FRAGMENTO DEL TEXTO →
Pero como si se cumpliera un inevitable y desgraciado karma, el país vio como esa oportunidad se hizo trizas: repentinamente, un mes después, murió María Luisa, la esposa del presidente.
Ortiz se derrumbó anímicamente. Se recluyo en la residencia presidencial, en la calle Suipacha casi Santa Fe, donde hoy tiene su sede el Episcopado Nacional. Durante semanas lloró su pena, solo, inconsolable. Y al mismo tiempo, abatido y sin la amorosa tutela conyugal, abandonó el control de sus comidas. La consecuencia fue una recaída de su diabetes, lo que le provocó una retinopatía descontrolada. En otras palabras, Ortiz se estaba quedando ciego.
No tuvo más alternativas que delegar el mando en el vicepresidente Ramón Castillo, que inocultablemente se había convertido en su enemigo político.
Al mismo tiempo estallaba un escándalo político, por la venta de los terrenos de El Palomar destinados a la ampliación del Colegio Militar. Dos comisionistas habían comprado esas tierras a unas señoras mayores y luego se las vendieron al Estado con un sobreprecio que les deparó una ganancia millonaria. Hubo muchos políticos involucrados y el diputado radical César Guillot se suicidó cuando se descubrió el negociado. El propio ministro de Guerra, el general Carlos Márquez, fue acusado. Y ante la sospecha de deshonestidad de un integrante de su gabinete, Ortiz presentó su renuncia ante el Congreso:
-He creído un ineludible deber de conciencia devolver el poder que me confirió el pueblo, pues prefiero ser un ciudadano con dignidad que un presidente tildado de no haber cumplido con las más delicadas obligaciones de su cargo.

TU OBJETIVO →
Reescribe el fragmento sobre Ortiz comenzando en "Pero como si" y terminando en "esposa del presidente.", y cambia "oportunidad" por "ocasión". Las filas provienen de otra fuente.

[Datos estructurados de análisis de páginas]
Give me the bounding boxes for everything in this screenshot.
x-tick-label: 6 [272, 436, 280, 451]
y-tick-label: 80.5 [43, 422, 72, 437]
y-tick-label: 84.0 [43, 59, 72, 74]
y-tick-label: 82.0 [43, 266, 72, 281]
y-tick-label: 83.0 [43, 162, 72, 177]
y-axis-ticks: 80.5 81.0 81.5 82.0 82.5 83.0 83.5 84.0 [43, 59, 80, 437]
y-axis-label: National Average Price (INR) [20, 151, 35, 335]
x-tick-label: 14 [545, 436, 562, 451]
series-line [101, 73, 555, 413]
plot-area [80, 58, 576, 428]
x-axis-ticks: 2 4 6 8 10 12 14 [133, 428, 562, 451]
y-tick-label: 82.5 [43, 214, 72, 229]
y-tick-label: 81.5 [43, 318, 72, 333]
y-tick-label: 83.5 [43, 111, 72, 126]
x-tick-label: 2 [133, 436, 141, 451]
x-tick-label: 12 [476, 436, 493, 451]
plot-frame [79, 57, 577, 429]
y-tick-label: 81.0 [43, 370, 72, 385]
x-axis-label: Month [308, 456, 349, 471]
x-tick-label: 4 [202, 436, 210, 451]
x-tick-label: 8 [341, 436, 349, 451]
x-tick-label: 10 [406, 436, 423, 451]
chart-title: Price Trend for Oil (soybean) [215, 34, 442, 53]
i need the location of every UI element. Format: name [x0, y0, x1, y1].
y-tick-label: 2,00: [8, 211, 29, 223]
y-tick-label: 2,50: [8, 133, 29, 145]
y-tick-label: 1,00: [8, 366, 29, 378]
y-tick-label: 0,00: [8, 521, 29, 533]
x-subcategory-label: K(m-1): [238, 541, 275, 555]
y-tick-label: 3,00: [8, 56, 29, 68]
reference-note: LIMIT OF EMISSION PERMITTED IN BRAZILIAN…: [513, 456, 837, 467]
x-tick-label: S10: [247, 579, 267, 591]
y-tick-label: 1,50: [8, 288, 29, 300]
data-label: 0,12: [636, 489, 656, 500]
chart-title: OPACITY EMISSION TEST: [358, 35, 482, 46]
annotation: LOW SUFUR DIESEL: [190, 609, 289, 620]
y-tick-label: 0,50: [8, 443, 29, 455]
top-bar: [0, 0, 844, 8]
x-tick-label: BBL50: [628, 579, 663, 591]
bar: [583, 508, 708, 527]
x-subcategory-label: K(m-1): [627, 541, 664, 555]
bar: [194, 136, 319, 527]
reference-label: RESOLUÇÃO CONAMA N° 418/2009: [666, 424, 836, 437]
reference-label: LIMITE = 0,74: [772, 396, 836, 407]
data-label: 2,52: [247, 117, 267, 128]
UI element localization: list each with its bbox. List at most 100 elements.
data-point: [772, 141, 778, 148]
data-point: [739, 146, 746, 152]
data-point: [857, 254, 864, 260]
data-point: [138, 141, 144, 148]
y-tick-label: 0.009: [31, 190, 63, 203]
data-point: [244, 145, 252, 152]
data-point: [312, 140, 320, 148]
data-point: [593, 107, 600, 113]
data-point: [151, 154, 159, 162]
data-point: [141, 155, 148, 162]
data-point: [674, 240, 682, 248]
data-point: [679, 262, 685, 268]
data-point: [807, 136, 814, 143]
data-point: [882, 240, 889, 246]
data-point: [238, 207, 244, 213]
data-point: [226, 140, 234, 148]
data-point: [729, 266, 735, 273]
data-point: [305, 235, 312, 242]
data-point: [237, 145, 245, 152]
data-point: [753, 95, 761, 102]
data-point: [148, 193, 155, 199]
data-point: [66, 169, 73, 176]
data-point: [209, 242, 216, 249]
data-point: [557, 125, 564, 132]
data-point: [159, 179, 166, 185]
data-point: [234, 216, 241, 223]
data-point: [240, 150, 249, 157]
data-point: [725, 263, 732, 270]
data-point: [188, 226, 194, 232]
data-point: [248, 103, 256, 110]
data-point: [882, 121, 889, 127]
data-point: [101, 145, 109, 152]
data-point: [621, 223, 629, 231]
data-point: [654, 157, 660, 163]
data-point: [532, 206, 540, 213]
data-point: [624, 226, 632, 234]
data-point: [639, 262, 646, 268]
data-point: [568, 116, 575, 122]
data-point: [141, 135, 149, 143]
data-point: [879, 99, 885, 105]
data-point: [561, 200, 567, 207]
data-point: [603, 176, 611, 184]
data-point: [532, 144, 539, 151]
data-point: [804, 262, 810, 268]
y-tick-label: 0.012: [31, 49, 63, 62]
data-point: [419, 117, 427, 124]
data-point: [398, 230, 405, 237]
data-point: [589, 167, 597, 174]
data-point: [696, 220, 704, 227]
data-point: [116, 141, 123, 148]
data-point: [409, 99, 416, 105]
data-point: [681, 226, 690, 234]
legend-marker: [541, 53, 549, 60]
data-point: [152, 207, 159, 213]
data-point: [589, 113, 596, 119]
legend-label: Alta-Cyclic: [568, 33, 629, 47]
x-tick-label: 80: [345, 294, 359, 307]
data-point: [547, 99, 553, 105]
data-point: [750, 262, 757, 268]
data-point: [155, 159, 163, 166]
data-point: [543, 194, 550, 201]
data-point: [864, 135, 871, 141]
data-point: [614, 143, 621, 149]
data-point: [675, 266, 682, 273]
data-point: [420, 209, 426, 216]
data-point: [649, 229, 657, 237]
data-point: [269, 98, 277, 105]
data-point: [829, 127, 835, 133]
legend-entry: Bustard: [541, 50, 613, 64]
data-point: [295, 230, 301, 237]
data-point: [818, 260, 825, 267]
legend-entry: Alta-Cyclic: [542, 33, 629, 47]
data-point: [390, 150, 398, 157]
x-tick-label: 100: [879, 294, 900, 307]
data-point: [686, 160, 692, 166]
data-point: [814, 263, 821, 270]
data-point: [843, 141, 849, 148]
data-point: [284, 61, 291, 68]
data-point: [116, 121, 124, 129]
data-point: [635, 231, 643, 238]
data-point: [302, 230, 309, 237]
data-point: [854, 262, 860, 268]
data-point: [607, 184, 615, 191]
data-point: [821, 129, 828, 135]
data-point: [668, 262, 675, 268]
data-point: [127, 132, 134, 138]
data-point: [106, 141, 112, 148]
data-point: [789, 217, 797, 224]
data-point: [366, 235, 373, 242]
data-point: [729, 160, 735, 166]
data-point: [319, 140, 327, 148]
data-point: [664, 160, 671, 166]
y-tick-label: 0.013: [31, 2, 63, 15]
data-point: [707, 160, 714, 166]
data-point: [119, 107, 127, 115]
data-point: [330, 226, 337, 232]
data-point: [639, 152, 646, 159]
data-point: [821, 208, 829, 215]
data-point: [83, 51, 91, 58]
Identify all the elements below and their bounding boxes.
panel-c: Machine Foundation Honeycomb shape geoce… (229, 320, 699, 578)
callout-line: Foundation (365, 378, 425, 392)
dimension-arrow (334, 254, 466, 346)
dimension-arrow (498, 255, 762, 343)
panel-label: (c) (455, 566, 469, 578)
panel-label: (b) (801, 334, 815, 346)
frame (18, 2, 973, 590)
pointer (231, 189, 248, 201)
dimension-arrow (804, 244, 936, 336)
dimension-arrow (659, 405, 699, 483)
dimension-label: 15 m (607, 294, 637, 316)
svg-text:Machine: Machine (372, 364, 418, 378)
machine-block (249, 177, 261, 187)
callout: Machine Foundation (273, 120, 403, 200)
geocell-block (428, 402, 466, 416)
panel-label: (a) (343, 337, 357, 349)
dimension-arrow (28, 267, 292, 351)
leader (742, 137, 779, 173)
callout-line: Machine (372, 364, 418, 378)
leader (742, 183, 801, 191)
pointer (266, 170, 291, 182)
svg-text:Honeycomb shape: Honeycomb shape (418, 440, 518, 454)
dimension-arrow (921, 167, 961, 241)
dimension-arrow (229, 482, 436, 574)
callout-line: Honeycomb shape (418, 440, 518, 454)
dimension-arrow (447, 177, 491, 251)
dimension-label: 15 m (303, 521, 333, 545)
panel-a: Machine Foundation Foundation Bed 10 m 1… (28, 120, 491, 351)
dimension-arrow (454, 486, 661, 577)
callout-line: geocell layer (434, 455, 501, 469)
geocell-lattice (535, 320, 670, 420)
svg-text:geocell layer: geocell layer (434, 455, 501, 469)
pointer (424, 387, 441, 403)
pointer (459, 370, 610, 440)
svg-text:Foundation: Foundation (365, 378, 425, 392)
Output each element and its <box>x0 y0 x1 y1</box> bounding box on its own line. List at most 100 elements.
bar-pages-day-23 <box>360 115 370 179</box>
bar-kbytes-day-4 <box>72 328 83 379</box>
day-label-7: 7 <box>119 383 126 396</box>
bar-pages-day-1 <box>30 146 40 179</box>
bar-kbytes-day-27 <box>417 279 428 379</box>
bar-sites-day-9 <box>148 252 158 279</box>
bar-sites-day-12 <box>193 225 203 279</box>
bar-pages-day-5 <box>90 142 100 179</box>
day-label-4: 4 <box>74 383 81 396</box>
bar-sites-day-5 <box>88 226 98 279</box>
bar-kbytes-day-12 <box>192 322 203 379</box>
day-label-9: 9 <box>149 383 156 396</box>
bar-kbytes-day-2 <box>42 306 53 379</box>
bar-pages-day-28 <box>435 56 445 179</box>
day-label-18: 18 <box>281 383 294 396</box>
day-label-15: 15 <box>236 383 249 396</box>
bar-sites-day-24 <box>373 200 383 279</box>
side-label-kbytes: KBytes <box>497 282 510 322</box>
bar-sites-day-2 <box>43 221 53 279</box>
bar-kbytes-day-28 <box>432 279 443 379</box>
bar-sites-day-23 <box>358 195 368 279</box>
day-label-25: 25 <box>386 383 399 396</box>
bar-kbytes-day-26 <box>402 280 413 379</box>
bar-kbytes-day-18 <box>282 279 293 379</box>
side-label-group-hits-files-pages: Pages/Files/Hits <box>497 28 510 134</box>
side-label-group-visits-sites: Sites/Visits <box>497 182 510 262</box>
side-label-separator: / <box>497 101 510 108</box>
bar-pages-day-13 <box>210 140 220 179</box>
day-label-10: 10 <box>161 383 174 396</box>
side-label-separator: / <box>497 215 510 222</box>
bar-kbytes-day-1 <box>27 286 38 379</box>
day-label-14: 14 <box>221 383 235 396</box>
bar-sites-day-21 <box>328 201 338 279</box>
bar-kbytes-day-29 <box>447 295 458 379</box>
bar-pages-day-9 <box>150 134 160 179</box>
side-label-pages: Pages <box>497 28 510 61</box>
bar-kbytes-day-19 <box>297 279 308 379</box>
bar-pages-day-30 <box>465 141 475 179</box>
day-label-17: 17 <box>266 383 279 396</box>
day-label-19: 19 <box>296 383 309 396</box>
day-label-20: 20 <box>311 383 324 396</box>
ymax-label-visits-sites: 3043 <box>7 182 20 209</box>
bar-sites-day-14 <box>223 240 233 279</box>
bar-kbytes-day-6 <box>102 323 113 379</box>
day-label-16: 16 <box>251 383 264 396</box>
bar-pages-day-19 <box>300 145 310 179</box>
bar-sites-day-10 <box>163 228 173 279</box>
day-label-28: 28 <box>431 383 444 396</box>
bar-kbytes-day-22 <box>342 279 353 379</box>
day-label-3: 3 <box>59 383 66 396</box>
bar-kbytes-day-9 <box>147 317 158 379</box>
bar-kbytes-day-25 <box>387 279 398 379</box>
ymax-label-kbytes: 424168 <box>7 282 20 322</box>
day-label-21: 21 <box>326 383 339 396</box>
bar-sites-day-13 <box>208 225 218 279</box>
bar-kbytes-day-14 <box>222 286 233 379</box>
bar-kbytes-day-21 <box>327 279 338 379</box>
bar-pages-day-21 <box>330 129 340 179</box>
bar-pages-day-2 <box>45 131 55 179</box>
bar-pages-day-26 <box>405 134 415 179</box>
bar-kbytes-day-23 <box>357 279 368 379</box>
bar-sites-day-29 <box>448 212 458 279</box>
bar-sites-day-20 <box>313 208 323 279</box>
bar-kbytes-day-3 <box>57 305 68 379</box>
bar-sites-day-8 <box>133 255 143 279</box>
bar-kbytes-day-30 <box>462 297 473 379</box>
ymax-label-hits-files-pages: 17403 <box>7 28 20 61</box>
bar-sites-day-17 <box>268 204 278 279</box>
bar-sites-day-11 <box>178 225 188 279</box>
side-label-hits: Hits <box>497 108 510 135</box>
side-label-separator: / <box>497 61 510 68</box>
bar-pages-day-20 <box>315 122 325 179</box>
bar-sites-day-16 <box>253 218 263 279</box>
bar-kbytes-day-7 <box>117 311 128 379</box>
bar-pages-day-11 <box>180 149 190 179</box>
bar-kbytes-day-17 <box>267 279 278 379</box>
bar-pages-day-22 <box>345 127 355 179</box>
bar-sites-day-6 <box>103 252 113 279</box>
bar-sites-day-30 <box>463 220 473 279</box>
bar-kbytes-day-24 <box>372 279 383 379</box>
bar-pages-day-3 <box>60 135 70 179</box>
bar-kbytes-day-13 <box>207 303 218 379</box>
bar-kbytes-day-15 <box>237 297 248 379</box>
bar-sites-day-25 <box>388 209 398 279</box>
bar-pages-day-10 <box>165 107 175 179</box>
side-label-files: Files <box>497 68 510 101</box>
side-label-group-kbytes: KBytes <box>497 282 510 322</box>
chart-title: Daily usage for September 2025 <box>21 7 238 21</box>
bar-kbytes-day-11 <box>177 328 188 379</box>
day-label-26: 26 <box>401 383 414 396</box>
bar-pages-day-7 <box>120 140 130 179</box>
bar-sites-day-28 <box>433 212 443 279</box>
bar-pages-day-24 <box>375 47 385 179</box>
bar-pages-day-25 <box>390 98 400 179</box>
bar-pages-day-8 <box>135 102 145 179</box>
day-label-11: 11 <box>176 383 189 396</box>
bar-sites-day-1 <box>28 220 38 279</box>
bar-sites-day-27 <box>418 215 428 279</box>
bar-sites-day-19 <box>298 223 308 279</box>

RESPUESTA →
Pero como si se cumpliera un inevitable y desgraciado karma, el país vio como esa ocasión se hizo trizas: repentinamente, un mes después, murió María Luisa, la esposa del presidente.